** start EXCERPTED RECORDS **
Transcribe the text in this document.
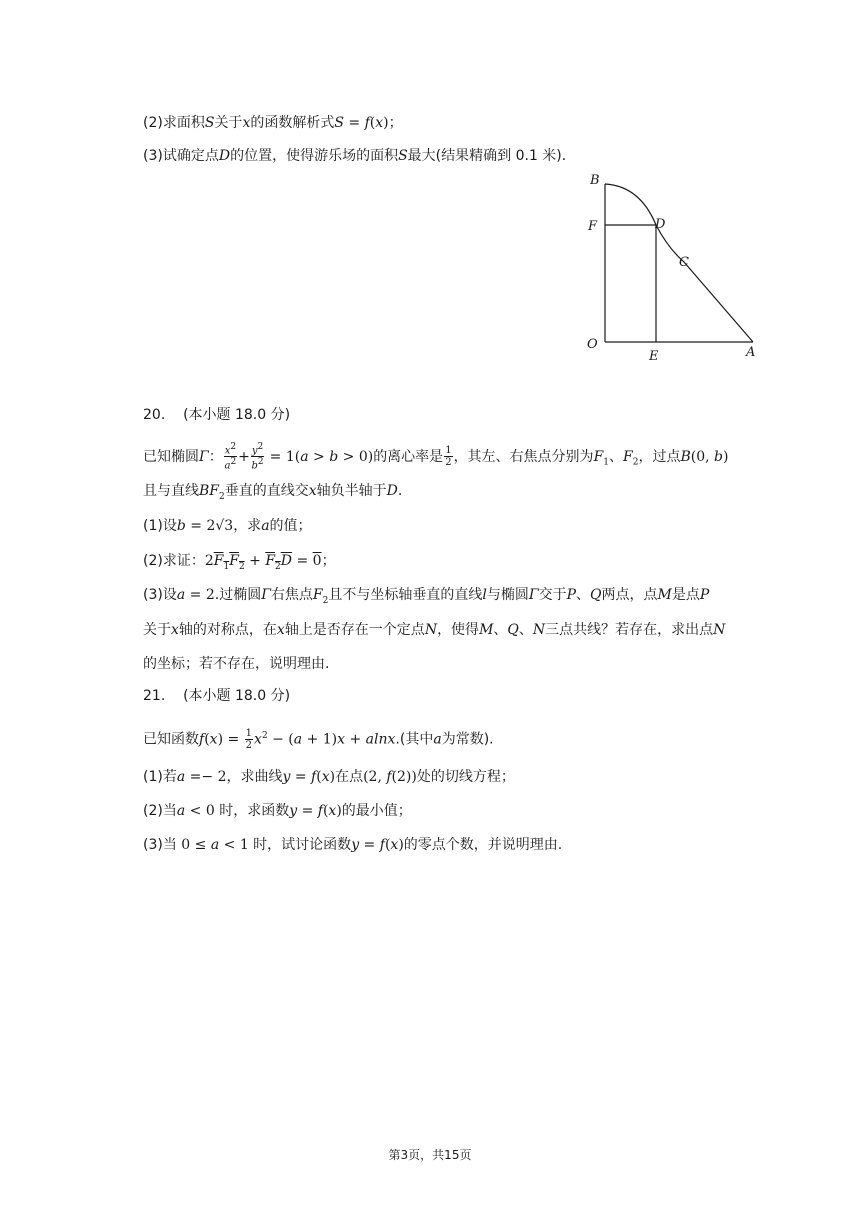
(2)求面积S关于x的函数解析式S = f(x)；
(3)试确定点D的位置，使得游乐场的面积S最大(结果精确到 0.1 米)．
B
F	D
C
O
E	A
20. (本小题 18.0 分)
已知椭圆Γ： $\frac{x^2}{a^2} + \frac{y^2}{b^2} = 1(a > b > 0)$的离心率是 $\frac{1}{2}$ ，其左、右焦点分别为$F_1$、$F_2$，过点B(0, b)
且与直线$BF_2$垂直的直线交x轴负半轴于D.
(1)设b = 2√3，求a的值；
(2)求证：$2F_1F_2 + F_2D = 0$；
(3)设a = 2.过椭圆Γ右焦点$F_2$且不与坐标轴垂直的直线l与椭圆Γ交于P、Q两点，点M是点P
关于x轴的对称点，在x轴上是否存在一个定点N，使得M、Q、N三点共线？若存在，求出点N
的坐标；若不存在，说明理由.
21. (本小题 18.0 分)
已知函数$f(x) = \frac{1}{2} x^2 - (a + 1)x + alnx$.(其中a为常数).
(1)若a =− 2，求曲线y = f(x)在点(2, f(2))处的切线方程；
(2)当a < 0 时，求函数y = f(x)的最小值；
(3)当 0 ≤ a < 1 时，试讨论函数y = f(x)的零点个数，并说明理由.
第3页，共15页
** end EXCERPTED RECORDS **
▸ **REQUIRED TASK**
Go through the listing above and locate each line that holds the word "frac". Copy those lines.

▸ **ANSWER TO THE PROBLEM**
已知椭圆Γ： $\frac{x^2}{a^2} + \frac{y^2}{b^2} = 1(a > b > 0)$的离心率是 $\frac{1}{2}$ ，其左、右焦点分别为$F_1$、$F_2$，过点B(0, b)
已知函数$f(x) = \frac{1}{2} x^2 - (a + 1)x + alnx$.(其中a为常数).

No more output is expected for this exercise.